== GIVEN PROBLEM ==
Extract all of the entries and give them again, word for word.

□ □ □

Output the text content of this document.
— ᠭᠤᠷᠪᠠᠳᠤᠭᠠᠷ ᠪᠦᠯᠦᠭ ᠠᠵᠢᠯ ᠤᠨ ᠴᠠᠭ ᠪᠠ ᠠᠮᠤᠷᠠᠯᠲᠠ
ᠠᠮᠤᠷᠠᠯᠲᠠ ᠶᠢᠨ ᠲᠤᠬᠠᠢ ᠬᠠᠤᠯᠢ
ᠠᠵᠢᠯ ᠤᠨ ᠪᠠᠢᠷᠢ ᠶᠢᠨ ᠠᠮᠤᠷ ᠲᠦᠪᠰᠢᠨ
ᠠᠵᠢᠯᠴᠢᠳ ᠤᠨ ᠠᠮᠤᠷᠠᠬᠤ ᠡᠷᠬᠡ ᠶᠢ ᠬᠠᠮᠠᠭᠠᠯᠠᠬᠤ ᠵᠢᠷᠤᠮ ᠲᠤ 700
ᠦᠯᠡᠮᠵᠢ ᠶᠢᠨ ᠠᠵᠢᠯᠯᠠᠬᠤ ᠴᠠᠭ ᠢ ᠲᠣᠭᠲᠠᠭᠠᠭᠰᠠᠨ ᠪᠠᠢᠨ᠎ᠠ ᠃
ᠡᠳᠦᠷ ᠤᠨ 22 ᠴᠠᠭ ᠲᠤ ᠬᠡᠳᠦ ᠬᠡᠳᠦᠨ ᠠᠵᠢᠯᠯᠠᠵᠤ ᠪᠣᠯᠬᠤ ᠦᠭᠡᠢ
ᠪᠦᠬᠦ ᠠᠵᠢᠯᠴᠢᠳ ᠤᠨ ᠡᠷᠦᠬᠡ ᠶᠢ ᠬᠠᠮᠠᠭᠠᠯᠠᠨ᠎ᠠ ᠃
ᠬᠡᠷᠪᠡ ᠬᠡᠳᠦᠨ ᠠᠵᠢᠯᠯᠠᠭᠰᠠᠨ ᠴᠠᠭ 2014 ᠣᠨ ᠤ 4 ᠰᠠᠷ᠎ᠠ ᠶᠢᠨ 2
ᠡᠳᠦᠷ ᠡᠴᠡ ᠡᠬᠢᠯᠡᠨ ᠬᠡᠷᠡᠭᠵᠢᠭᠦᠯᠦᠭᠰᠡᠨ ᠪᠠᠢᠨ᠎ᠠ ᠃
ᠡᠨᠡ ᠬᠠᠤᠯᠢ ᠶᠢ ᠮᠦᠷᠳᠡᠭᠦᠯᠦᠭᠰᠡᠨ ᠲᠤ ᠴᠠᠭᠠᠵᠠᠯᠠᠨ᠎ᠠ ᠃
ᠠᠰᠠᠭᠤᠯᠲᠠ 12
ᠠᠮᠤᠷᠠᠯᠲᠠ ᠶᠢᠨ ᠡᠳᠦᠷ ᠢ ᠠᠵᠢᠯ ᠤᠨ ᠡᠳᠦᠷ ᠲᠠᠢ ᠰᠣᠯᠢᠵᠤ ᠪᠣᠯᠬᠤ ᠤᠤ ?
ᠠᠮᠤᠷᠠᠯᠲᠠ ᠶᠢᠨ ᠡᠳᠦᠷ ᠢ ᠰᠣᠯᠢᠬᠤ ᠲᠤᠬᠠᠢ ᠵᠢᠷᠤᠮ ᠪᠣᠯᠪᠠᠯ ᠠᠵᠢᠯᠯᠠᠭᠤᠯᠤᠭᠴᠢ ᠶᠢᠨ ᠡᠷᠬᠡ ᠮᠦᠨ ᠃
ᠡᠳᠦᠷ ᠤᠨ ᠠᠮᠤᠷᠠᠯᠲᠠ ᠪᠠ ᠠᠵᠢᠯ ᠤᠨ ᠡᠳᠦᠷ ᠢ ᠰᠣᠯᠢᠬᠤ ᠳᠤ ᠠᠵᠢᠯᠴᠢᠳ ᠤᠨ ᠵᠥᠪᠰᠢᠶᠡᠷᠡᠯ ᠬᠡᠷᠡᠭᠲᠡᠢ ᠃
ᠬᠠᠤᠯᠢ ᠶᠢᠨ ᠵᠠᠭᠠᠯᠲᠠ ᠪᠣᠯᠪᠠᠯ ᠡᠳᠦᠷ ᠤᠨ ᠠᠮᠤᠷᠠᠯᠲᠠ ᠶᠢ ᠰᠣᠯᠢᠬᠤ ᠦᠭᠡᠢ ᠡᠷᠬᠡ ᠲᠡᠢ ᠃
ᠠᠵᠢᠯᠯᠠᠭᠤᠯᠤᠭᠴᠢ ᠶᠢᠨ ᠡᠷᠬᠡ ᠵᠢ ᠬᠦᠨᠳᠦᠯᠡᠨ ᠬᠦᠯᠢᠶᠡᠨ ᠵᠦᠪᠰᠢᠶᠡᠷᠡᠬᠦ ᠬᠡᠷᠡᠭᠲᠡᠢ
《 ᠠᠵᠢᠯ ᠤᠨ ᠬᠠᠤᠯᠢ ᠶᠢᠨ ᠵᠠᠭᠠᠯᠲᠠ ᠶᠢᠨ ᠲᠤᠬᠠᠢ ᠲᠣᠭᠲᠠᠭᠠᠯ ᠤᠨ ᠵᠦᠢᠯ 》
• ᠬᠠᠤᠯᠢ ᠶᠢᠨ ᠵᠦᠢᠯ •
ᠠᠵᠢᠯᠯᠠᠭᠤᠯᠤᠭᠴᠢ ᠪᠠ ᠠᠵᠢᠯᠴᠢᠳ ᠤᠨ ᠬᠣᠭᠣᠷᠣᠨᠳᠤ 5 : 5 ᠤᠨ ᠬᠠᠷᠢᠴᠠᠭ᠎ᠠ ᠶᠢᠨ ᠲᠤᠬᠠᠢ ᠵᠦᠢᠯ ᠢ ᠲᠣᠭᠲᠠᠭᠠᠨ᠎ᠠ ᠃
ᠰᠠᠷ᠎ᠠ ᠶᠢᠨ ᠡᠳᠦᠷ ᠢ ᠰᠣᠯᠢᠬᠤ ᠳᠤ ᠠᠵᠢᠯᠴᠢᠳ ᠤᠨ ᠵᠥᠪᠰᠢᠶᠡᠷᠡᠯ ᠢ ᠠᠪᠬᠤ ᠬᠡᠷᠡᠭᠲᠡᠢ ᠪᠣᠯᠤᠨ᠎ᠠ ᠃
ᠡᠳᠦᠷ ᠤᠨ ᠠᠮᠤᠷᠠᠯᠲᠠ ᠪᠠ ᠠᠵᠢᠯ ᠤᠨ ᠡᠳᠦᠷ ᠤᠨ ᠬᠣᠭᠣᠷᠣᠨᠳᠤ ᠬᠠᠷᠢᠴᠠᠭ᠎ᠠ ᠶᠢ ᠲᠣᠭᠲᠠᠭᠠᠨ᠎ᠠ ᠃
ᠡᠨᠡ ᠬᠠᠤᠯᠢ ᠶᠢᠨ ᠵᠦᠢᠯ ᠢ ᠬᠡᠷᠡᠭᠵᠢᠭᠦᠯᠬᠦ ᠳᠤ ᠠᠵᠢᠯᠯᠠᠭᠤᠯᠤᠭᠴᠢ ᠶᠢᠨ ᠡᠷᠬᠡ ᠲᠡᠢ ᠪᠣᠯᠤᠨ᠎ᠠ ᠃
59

□ □ □

== ANSWER TO THIS PROBLEM ==
Output the text content of this document.
— ᠭᠤᠷᠪᠠᠳᠤᠭᠠᠷ ᠪᠦᠯᠦᠭ ᠠᠵᠢᠯ ᠤᠨ ᠴᠠᠭ ᠪᠠ ᠠᠮᠤᠷᠠᠯᠲᠠ
ᠠᠮᠤᠷᠠᠯᠲᠠ ᠶᠢᠨ ᠲᠤᠬᠠᠢ ᠬᠠᠤᠯᠢ
ᠠᠵᠢᠯ ᠤᠨ ᠪᠠᠢᠷᠢ ᠶᠢᠨ ᠠᠮᠤᠷ ᠲᠦᠪᠰᠢᠨ
ᠠᠵᠢᠯᠴᠢᠳ ᠤᠨ ᠠᠮᠤᠷᠠᠬᠤ ᠡᠷᠬᠡ ᠶᠢ ᠬᠠᠮᠠᠭᠠᠯᠠᠬᠤ ᠵᠢᠷᠤᠮ ᠲᠤ 700
ᠦᠯᠡᠮᠵᠢ ᠶᠢᠨ ᠠᠵᠢᠯᠯᠠᠬᠤ ᠴᠠᠭ ᠢ ᠲᠣᠭᠲᠠᠭᠠᠭᠰᠠᠨ ᠪᠠᠢᠨ᠎ᠠ ᠃
ᠡᠳᠦᠷ ᠤᠨ 22 ᠴᠠᠭ ᠲᠤ ᠬᠡᠳᠦ ᠬᠡᠳᠦᠨ ᠠᠵᠢᠯᠯᠠᠵᠤ ᠪᠣᠯᠬᠤ ᠦᠭᠡᠢ
ᠪᠦᠬᠦ ᠠᠵᠢᠯᠴᠢᠳ ᠤᠨ ᠡᠷᠦᠬᠡ ᠶᠢ ᠬᠠᠮᠠᠭᠠᠯᠠᠨ᠎ᠠ ᠃
ᠬᠡᠷᠪᠡ ᠬᠡᠳᠦᠨ ᠠᠵᠢᠯᠯᠠᠭᠰᠠᠨ ᠴᠠᠭ 2014 ᠣᠨ ᠤ 4 ᠰᠠᠷ᠎ᠠ ᠶᠢᠨ 2
ᠡᠳᠦᠷ ᠡᠴᠡ ᠡᠬᠢᠯᠡᠨ ᠬᠡᠷᠡᠭᠵᠢᠭᠦᠯᠦᠭᠰᠡᠨ ᠪᠠᠢᠨ᠎ᠠ ᠃
ᠡᠨᠡ ᠬᠠᠤᠯᠢ ᠶᠢ ᠮᠦᠷᠳᠡᠭᠦᠯᠦᠭᠰᠡᠨ ᠲᠤ ᠴᠠᠭᠠᠵᠠᠯᠠᠨ᠎ᠠ ᠃
ᠠᠰᠠᠭᠤᠯᠲᠠ 12
ᠠᠮᠤᠷᠠᠯᠲᠠ ᠶᠢᠨ ᠡᠳᠦᠷ ᠢ ᠠᠵᠢᠯ ᠤᠨ ᠡᠳᠦᠷ ᠲᠠᠢ ᠰᠣᠯᠢᠵᠤ ᠪᠣᠯᠬᠤ ᠤᠤ ?
ᠠᠮᠤᠷᠠᠯᠲᠠ ᠶᠢᠨ ᠡᠳᠦᠷ ᠢ ᠰᠣᠯᠢᠬᠤ ᠲᠤᠬᠠᠢ ᠵᠢᠷᠤᠮ ᠪᠣᠯᠪᠠᠯ ᠠᠵᠢᠯᠯᠠᠭᠤᠯᠤᠭᠴᠢ ᠶᠢᠨ ᠡᠷᠬᠡ ᠮᠦᠨ ᠃
ᠡᠳᠦᠷ ᠤᠨ ᠠᠮᠤᠷᠠᠯᠲᠠ ᠪᠠ ᠠᠵᠢᠯ ᠤᠨ ᠡᠳᠦᠷ ᠢ ᠰᠣᠯᠢᠬᠤ ᠳᠤ ᠠᠵᠢᠯᠴᠢᠳ ᠤᠨ ᠵᠥᠪᠰᠢᠶᠡᠷᠡᠯ ᠬᠡᠷᠡᠭᠲᠡᠢ ᠃
ᠬᠠᠤᠯᠢ ᠶᠢᠨ ᠵᠠᠭᠠᠯᠲᠠ ᠪᠣᠯᠪᠠᠯ ᠡᠳᠦᠷ ᠤᠨ ᠠᠮᠤᠷᠠᠯᠲᠠ ᠶᠢ ᠰᠣᠯᠢᠬᠤ ᠦᠭᠡᠢ ᠡᠷᠬᠡ ᠲᠡᠢ ᠃
ᠠᠵᠢᠯᠯᠠᠭᠤᠯᠤᠭᠴᠢ ᠶᠢᠨ ᠡᠷᠬᠡ ᠵᠢ ᠬᠦᠨᠳᠦᠯᠡᠨ ᠬᠦᠯᠢᠶᠡᠨ ᠵᠦᠪᠰᠢᠶᠡᠷᠡᠬᠦ ᠬᠡᠷᠡᠭᠲᠡᠢ
《 ᠠᠵᠢᠯ ᠤᠨ ᠬᠠᠤᠯᠢ ᠶᠢᠨ ᠵᠠᠭᠠᠯᠲᠠ ᠶᠢᠨ ᠲᠤᠬᠠᠢ ᠲᠣᠭᠲᠠᠭᠠᠯ ᠤᠨ ᠵᠦᠢᠯ 》
• ᠬᠠᠤᠯᠢ ᠶᠢᠨ ᠵᠦᠢᠯ •
ᠠᠵᠢᠯᠯᠠᠭᠤᠯᠤᠭᠴᠢ ᠪᠠ ᠠᠵᠢᠯᠴᠢᠳ ᠤᠨ ᠬᠣᠭᠣᠷᠣᠨᠳᠤ 5 : 5 ᠤᠨ ᠬᠠᠷᠢᠴᠠᠭ᠎ᠠ ᠶᠢᠨ ᠲᠤᠬᠠᠢ ᠵᠦᠢᠯ ᠢ ᠲᠣᠭᠲᠠᠭᠠᠨ᠎ᠠ ᠃
ᠰᠠᠷ᠎ᠠ ᠶᠢᠨ ᠡᠳᠦᠷ ᠢ ᠰᠣᠯᠢᠬᠤ ᠳᠤ ᠠᠵᠢᠯᠴᠢᠳ ᠤᠨ ᠵᠥᠪᠰᠢᠶᠡᠷᠡᠯ ᠢ ᠠᠪᠬᠤ ᠬᠡᠷᠡᠭᠲᠡᠢ ᠪᠣᠯᠤᠨ᠎ᠠ ᠃
ᠡᠳᠦᠷ ᠤᠨ ᠠᠮᠤᠷᠠᠯᠲᠠ ᠪᠠ ᠠᠵᠢᠯ ᠤᠨ ᠡᠳᠦᠷ ᠤᠨ ᠬᠣᠭᠣᠷᠣᠨᠳᠤ ᠬᠠᠷᠢᠴᠠᠭ᠎ᠠ ᠶᠢ ᠲᠣᠭᠲᠠᠭᠠᠨ᠎ᠠ ᠃
ᠡᠨᠡ ᠬᠠᠤᠯᠢ ᠶᠢᠨ ᠵᠦᠢᠯ ᠢ ᠬᠡᠷᠡᠭᠵᠢᠭᠦᠯᠬᠦ ᠳᠤ ᠠᠵᠢᠯᠯᠠᠭᠤᠯᠤᠭᠴᠢ ᠶᠢᠨ ᠡᠷᠬᠡ ᠲᠡᠢ ᠪᠣᠯᠤᠨ᠎ᠠ ᠃
59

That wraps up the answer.